> _Short exercise_:
Each record that follows should be repeated exactly, minus any images.

> _Extracted information_:
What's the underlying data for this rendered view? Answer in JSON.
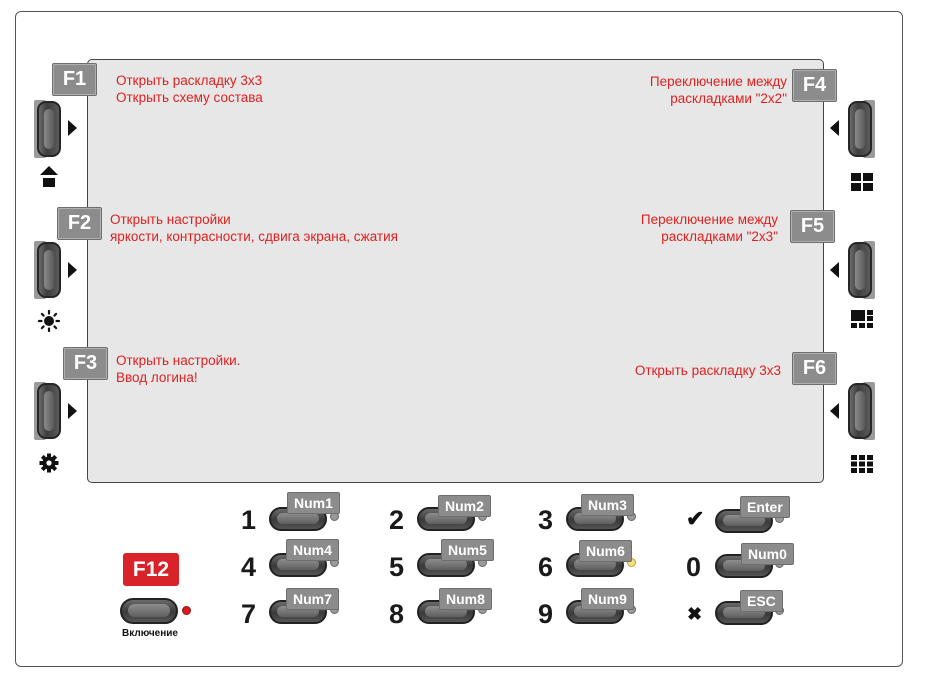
{
  "function_keys": {
    "f1": {
      "label": "F1",
      "lines": [
        "Открыть раскладку 3x3",
        "Открыть схему состава"
      ]
    },
    "f2": {
      "label": "F2",
      "lines": [
        "Открыть настройки",
        "яркости, контрасности, сдвига экрана, сжатия"
      ]
    },
    "f3": {
      "label": "F3",
      "lines": [
        "Открыть настройки.",
        "Ввод логина!"
      ]
    },
    "f4": {
      "label": "F4",
      "lines": [
        "Переключение между",
        "раскладками \"2x2\""
      ]
    },
    "f5": {
      "label": "F5",
      "lines": [
        "Переключение между",
        "раскладками \"2x3\""
      ]
    },
    "f6": {
      "label": "F6",
      "lines": [
        "Открыть раскладку 3x3"
      ]
    }
  },
  "side_icons": {
    "left": [
      "home-icon",
      "brightness-icon",
      "settings-gear-icon"
    ],
    "right": [
      "grid-2x2-icon",
      "grid-2x3-icon",
      "grid-3x3-icon"
    ]
  },
  "keypad": {
    "keys": [
      {
        "digit": "1",
        "tag": "Num1"
      },
      {
        "digit": "2",
        "tag": "Num2"
      },
      {
        "digit": "3",
        "tag": "Num3"
      },
      {
        "digit": "4",
        "tag": "Num4"
      },
      {
        "digit": "5",
        "tag": "Num5"
      },
      {
        "digit": "6",
        "tag": "Num6"
      },
      {
        "digit": "7",
        "tag": "Num7"
      },
      {
        "digit": "8",
        "tag": "Num8"
      },
      {
        "digit": "9",
        "tag": "Num9"
      },
      {
        "digit": "0",
        "tag": "Num0"
      }
    ],
    "enter": {
      "tag": "Enter",
      "glyph": "✔"
    },
    "esc": {
      "tag": "ESC",
      "glyph": "✖"
    }
  },
  "power": {
    "key": "F12",
    "label": "Включение"
  },
  "colors": {
    "accent_red": "#d8232a",
    "label_red": "#e02020",
    "tag_gray": "#8c8c8c",
    "led_yellow": "#f5e27a"
  }
}
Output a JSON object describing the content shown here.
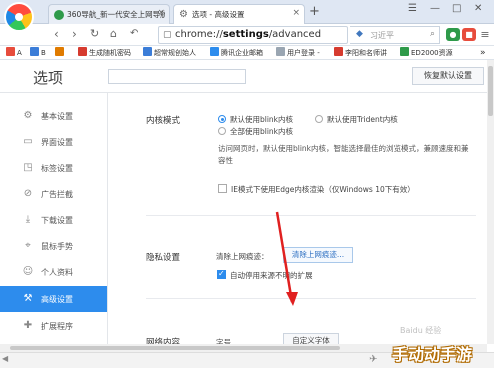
{
  "tabs": [
    {
      "title": "360导航_新一代安全上网导航"
    },
    {
      "title": "选项 - 高级设置"
    }
  ],
  "toolbar": {
    "url_prefix": "chrome://",
    "url_path": "settings",
    "url_rest": "/advanced",
    "search_placeholder": "习近平"
  },
  "bookmarks": [
    {
      "label": "A",
      "color": "#e74c3c"
    },
    {
      "label": "B",
      "color": "#3b7dd8"
    },
    {
      "label": "生成随机密码",
      "color": "#d63b2f"
    },
    {
      "label": "超常规创始人",
      "color": "#3b7dd8"
    },
    {
      "label": "腾讯企业邮箱",
      "color": "#2d8ced"
    },
    {
      "label": "用户登录 -",
      "color": "#9aa6b2"
    },
    {
      "label": "李阳和名师讲",
      "color": "#d63b2f"
    },
    {
      "label": "ED2000资源",
      "color": "#2e9a4a"
    }
  ],
  "page": {
    "title": "选项",
    "reset_button": "恢复默认设置"
  },
  "sidebar": {
    "items": [
      {
        "label": "基本设置",
        "icon": "gear-icon",
        "glyph": "⚙"
      },
      {
        "label": "界面设置",
        "icon": "window-icon",
        "glyph": "▭"
      },
      {
        "label": "标签设置",
        "icon": "tag-icon",
        "glyph": "◳"
      },
      {
        "label": "广告拦截",
        "icon": "shield-icon",
        "glyph": "⊘"
      },
      {
        "label": "下载设置",
        "icon": "download-icon",
        "glyph": "⤓"
      },
      {
        "label": "鼠标手势",
        "icon": "mouse-icon",
        "glyph": "⌖"
      },
      {
        "label": "个人资料",
        "icon": "user-icon",
        "glyph": "☺"
      },
      {
        "label": "高级设置",
        "icon": "wrench-icon",
        "glyph": "⚒",
        "active": true
      },
      {
        "label": "扩展程序",
        "icon": "puzzle-icon",
        "glyph": "✚"
      }
    ]
  },
  "kernel": {
    "title": "内核模式",
    "opt1": "默认使用blink内核",
    "opt2": "默认使用Trident内核",
    "opt3": "全部使用blink内核",
    "desc_line1": "访问网页时，默认使用blink内核，智能选择最佳的浏览模式，兼顾速度和兼",
    "desc_line2": "容性",
    "ie_edge": "IE模式下使用Edge内核渲染（仅Windows 10下有效）"
  },
  "privacy": {
    "title": "隐私设置",
    "clear_label": "清除上网痕迹：",
    "clear_button": "清除上网痕迹...",
    "auto_disable": "自动停用来源不明的扩展"
  },
  "next_section": {
    "title": "网络内容",
    "field": "字号",
    "button": "自定义字体"
  },
  "watermark": {
    "main": "手动动手游",
    "small": "Baidu 经验"
  },
  "colors": {
    "accent": "#2d8ced",
    "annotation_arrow": "#e02020"
  }
}
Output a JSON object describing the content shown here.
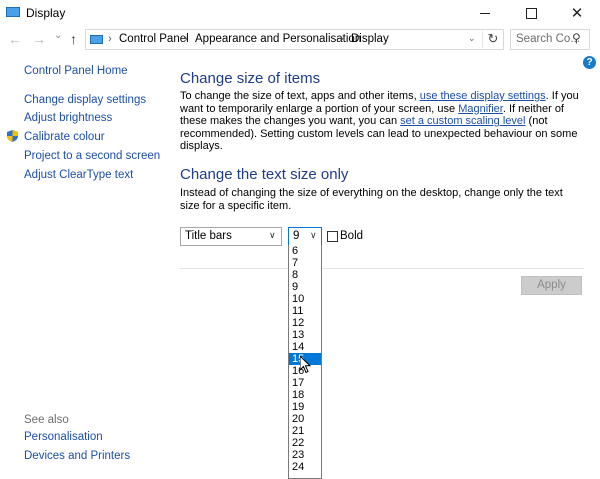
{
  "window": {
    "title": "Display"
  },
  "nav": {
    "breadcrumb": [
      "Control Panel",
      "Appearance and Personalisation",
      "Display"
    ],
    "search_placeholder": "Search Co..."
  },
  "sidebar": {
    "home": "Control Panel Home",
    "items": [
      "Change display settings",
      "Adjust brightness",
      "Calibrate colour",
      "Project to a second screen",
      "Adjust ClearType text"
    ],
    "see_also_label": "See also",
    "see_also": [
      "Personalisation",
      "Devices and Printers"
    ]
  },
  "main": {
    "section1_title": "Change size of items",
    "p1": {
      "t1": "To change the size of text, apps and other items, ",
      "link1": "use these display settings",
      "t2": ". If you want to temporarily enlarge a portion of your screen, use ",
      "link2": "Magnifier",
      "t3": ". If neither of these makes the changes you want, you can ",
      "link3": "set a custom scaling level",
      "t4": " (not recommended). Setting custom levels can lead to unexpected behaviour on some displays."
    },
    "section2_title": "Change the text size only",
    "p2": "Instead of changing the size of everything on the desktop, change only the text size for a specific item.",
    "item_select_value": "Title bars",
    "size_select_value": "9",
    "bold_label": "Bold",
    "bold_checked": false,
    "apply_label": "Apply",
    "size_options": [
      "6",
      "7",
      "8",
      "9",
      "10",
      "11",
      "12",
      "13",
      "14",
      "15",
      "16",
      "17",
      "18",
      "19",
      "20",
      "21",
      "22",
      "23",
      "24"
    ],
    "highlighted_option": "15"
  },
  "colors": {
    "accent": "#0078d7",
    "heading": "#1e3c8c",
    "link": "#1c4eab"
  }
}
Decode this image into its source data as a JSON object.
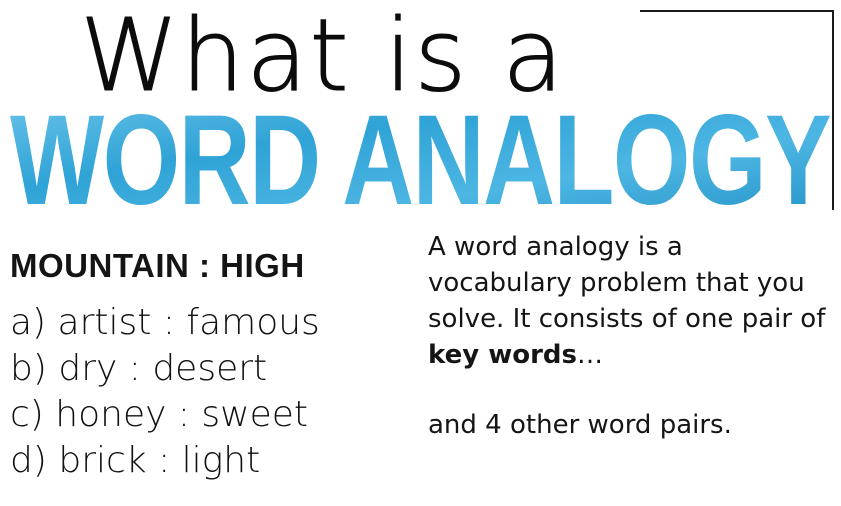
{
  "title": {
    "line1": "What is a",
    "line2": "WORD ANALOGY"
  },
  "colors": {
    "title_blue": "#2fa3d6",
    "title_blue_light": "#6ec6ea",
    "text": "#141414"
  },
  "example": {
    "key_pair": "MOUNTAIN : HIGH",
    "options": [
      "a) artist : famous",
      "b) dry : desert",
      "c) honey : sweet",
      "d) brick : light"
    ]
  },
  "description": {
    "part1": "A word analogy is a vocabulary problem that you solve. It consists of one pair of ",
    "bold": "key words",
    "part2": "…",
    "line2": "and 4 other word pairs."
  }
}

> _Written solution_:
What's the underlying data for this rendered view? Answer in JSON.
{
  "function_keys": {
    "f1": {
      "label": "F1",
      "lines": [
        "Открыть раскладку 3x3",
        "Открыть схему состава"
      ]
    },
    "f2": {
      "label": "F2",
      "lines": [
        "Открыть настройки",
        "яркости, контрасности, сдвига экрана, сжатия"
      ]
    },
    "f3": {
      "label": "F3",
      "lines": [
        "Открыть настройки.",
        "Ввод логина!"
      ]
    },
    "f4": {
      "label": "F4",
      "lines": [
        "Переключение между",
        "раскладками \"2x2\""
      ]
    },
    "f5": {
      "label": "F5",
      "lines": [
        "Переключение между",
        "раскладками \"2x3\""
      ]
    },
    "f6": {
      "label": "F6",
      "lines": [
        "Открыть раскладку 3x3"
      ]
    }
  },
  "side_icons": {
    "left": [
      "home-icon",
      "brightness-icon",
      "settings-gear-icon"
    ],
    "right": [
      "grid-2x2-icon",
      "grid-2x3-icon",
      "grid-3x3-icon"
    ]
  },
  "keypad": {
    "keys": [
      {
        "digit": "1",
        "tag": "Num1"
      },
      {
        "digit": "2",
        "tag": "Num2"
      },
      {
        "digit": "3",
        "tag": "Num3"
      },
      {
        "digit": "4",
        "tag": "Num4"
      },
      {
        "digit": "5",
        "tag": "Num5"
      },
      {
        "digit": "6",
        "tag": "Num6"
      },
      {
        "digit": "7",
        "tag": "Num7"
      },
      {
        "digit": "8",
        "tag": "Num8"
      },
      {
        "digit": "9",
        "tag": "Num9"
      },
      {
        "digit": "0",
        "tag": "Num0"
      }
    ],
    "enter": {
      "tag": "Enter",
      "glyph": "✔"
    },
    "esc": {
      "tag": "ESC",
      "glyph": "✖"
    }
  },
  "power": {
    "key": "F12",
    "label": "Включение"
  },
  "colors": {
    "accent_red": "#d8232a",
    "label_red": "#e02020",
    "tag_gray": "#8c8c8c",
    "led_yellow": "#f5e27a"
  }
}
Output a JSON object describing the content shown here.
{
  "tabs": [
    {
      "title": "360导航_新一代安全上网导航"
    },
    {
      "title": "选项 - 高级设置"
    }
  ],
  "toolbar": {
    "url_prefix": "chrome://",
    "url_path": "settings",
    "url_rest": "/advanced",
    "search_placeholder": "习近平"
  },
  "bookmarks": [
    {
      "label": "A",
      "color": "#e74c3c"
    },
    {
      "label": "B",
      "color": "#3b7dd8"
    },
    {
      "label": "生成随机密码",
      "color": "#d63b2f"
    },
    {
      "label": "超常规创始人",
      "color": "#3b7dd8"
    },
    {
      "label": "腾讯企业邮箱",
      "color": "#2d8ced"
    },
    {
      "label": "用户登录 -",
      "color": "#9aa6b2"
    },
    {
      "label": "李阳和名师讲",
      "color": "#d63b2f"
    },
    {
      "label": "ED2000资源",
      "color": "#2e9a4a"
    }
  ],
  "page": {
    "title": "选项",
    "reset_button": "恢复默认设置"
  },
  "sidebar": {
    "items": [
      {
        "label": "基本设置",
        "icon": "gear-icon",
        "glyph": "⚙"
      },
      {
        "label": "界面设置",
        "icon": "window-icon",
        "glyph": "▭"
      },
      {
        "label": "标签设置",
        "icon": "tag-icon",
        "glyph": "◳"
      },
      {
        "label": "广告拦截",
        "icon": "shield-icon",
        "glyph": "⊘"
      },
      {
        "label": "下载设置",
        "icon": "download-icon",
        "glyph": "⤓"
      },
      {
        "label": "鼠标手势",
        "icon": "mouse-icon",
        "glyph": "⌖"
      },
      {
        "label": "个人资料",
        "icon": "user-icon",
        "glyph": "☺"
      },
      {
        "label": "高级设置",
        "icon": "wrench-icon",
        "glyph": "⚒",
        "active": true
      },
      {
        "label": "扩展程序",
        "icon": "puzzle-icon",
        "glyph": "✚"
      }
    ]
  },
  "kernel": {
    "title": "内核模式",
    "opt1": "默认使用blink内核",
    "opt2": "默认使用Trident内核",
    "opt3": "全部使用blink内核",
    "desc_line1": "访问网页时，默认使用blink内核，智能选择最佳的浏览模式，兼顾速度和兼",
    "desc_line2": "容性",
    "ie_edge": "IE模式下使用Edge内核渲染（仅Windows 10下有效）"
  },
  "privacy": {
    "title": "隐私设置",
    "clear_label": "清除上网痕迹：",
    "clear_button": "清除上网痕迹...",
    "auto_disable": "自动停用来源不明的扩展"
  },
  "next_section": {
    "title": "网络内容",
    "field": "字号",
    "button": "自定义字体"
  },
  "watermark": {
    "main": "手动动手游",
    "small": "Baidu 经验"
  },
  "colors": {
    "accent": "#2d8ced",
    "annotation_arrow": "#e02020"
  }
}
Output a JSON object describing the content shown here.
{
  "window": {
    "title": "Display"
  },
  "nav": {
    "breadcrumb": [
      "Control Panel",
      "Appearance and Personalisation",
      "Display"
    ],
    "search_placeholder": "Search Co..."
  },
  "sidebar": {
    "home": "Control Panel Home",
    "items": [
      "Change display settings",
      "Adjust brightness",
      "Calibrate colour",
      "Project to a second screen",
      "Adjust ClearType text"
    ],
    "see_also_label": "See also",
    "see_also": [
      "Personalisation",
      "Devices and Printers"
    ]
  },
  "main": {
    "section1_title": "Change size of items",
    "p1": {
      "t1": "To change the size of text, apps and other items, ",
      "link1": "use these display settings",
      "t2": ". If you want to temporarily enlarge a portion of your screen, use ",
      "link2": "Magnifier",
      "t3": ". If neither of these makes the changes you want, you can ",
      "link3": "set a custom scaling level",
      "t4": " (not recommended). Setting custom levels can lead to unexpected behaviour on some displays."
    },
    "section2_title": "Change the text size only",
    "p2": "Instead of changing the size of everything on the desktop, change only the text size for a specific item.",
    "item_select_value": "Title bars",
    "size_select_value": "9",
    "bold_label": "Bold",
    "bold_checked": false,
    "apply_label": "Apply",
    "size_options": [
      "6",
      "7",
      "8",
      "9",
      "10",
      "11",
      "12",
      "13",
      "14",
      "15",
      "16",
      "17",
      "18",
      "19",
      "20",
      "21",
      "22",
      "23",
      "24"
    ],
    "highlighted_option": "15"
  },
  "colors": {
    "accent": "#0078d7",
    "heading": "#1e3c8c",
    "link": "#1c4eab"
  }
}
Decode this image into its source data as a JSON object.
{
  "title": {
    "line1": "What is a",
    "line2": "WORD ANALOGY"
  },
  "colors": {
    "title_blue": "#2fa3d6",
    "title_blue_light": "#6ec6ea",
    "text": "#141414"
  },
  "example": {
    "key_pair": "MOUNTAIN : HIGH",
    "options": [
      "a) artist : famous",
      "b) dry : desert",
      "c) honey : sweet",
      "d) brick : light"
    ]
  },
  "description": {
    "part1": "A word analogy is a vocabulary problem that you solve. It consists of one pair of ",
    "bold": "key words",
    "part2": "…",
    "line2": "and 4 other word pairs."
  }
}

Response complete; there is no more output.